[Aim of the exercise] Copy, from the entries below, each line in which the string "become" appears.
:: Data rows ::
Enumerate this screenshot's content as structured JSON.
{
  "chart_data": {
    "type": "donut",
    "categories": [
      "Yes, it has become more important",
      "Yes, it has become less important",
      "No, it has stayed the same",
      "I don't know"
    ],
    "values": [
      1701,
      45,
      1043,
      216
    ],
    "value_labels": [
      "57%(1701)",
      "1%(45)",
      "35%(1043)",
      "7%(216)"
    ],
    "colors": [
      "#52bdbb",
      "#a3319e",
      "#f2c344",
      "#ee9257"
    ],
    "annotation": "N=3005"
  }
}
:::
[Result for this exercise]
      "Yes, it has become more important",
      "Yes, it has become less important",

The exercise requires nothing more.